== Exercise ==
Scan the records below. List lines holding "previous".

== Dataset excerpts ==
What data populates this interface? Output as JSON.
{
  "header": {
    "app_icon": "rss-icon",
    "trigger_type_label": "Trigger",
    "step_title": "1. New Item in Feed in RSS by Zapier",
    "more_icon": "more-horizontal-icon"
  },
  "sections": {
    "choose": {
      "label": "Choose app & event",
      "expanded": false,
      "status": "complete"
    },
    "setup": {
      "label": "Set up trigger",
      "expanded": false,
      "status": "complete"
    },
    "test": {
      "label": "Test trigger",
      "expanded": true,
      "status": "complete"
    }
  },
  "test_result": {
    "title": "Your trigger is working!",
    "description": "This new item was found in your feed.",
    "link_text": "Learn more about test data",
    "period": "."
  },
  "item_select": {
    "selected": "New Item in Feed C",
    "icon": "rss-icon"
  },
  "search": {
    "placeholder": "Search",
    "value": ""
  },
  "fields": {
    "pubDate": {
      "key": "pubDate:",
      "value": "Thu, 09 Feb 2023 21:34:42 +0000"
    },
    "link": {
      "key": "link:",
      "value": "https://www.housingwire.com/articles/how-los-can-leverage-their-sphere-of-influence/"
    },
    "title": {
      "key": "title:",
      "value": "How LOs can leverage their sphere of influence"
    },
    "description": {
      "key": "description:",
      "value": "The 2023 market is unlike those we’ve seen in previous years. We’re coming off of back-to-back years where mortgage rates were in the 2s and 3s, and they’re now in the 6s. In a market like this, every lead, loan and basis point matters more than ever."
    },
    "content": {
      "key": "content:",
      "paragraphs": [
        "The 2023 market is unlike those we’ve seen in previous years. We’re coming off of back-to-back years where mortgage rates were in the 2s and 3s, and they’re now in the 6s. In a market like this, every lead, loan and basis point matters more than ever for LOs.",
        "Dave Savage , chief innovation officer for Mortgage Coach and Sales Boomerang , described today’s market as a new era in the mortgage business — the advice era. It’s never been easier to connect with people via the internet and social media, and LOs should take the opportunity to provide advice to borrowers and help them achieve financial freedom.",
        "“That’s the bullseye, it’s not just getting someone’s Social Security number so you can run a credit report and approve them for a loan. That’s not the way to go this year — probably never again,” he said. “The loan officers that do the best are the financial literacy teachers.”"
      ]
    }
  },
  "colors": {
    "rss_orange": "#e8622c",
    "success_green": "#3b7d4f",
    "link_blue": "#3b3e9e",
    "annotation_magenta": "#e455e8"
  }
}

== Written answer ==
      "value": "The 2023 market is unlike those we’ve seen in previous years. We’re coming off of back-to-back years where mortgage rates were in the 2s and 3s, and they’re now in the 6s. In a market like this, every lead, loan and basis point matters more than ever."
        "The 2023 market is unlike those we’ve seen in previous years. We’re coming off of back-to-back years where mortgage rates were in the 2s and 3s, and they’re now in the 6s. In a market like this, every lead, loan and basis point matters more than ever for LOs.",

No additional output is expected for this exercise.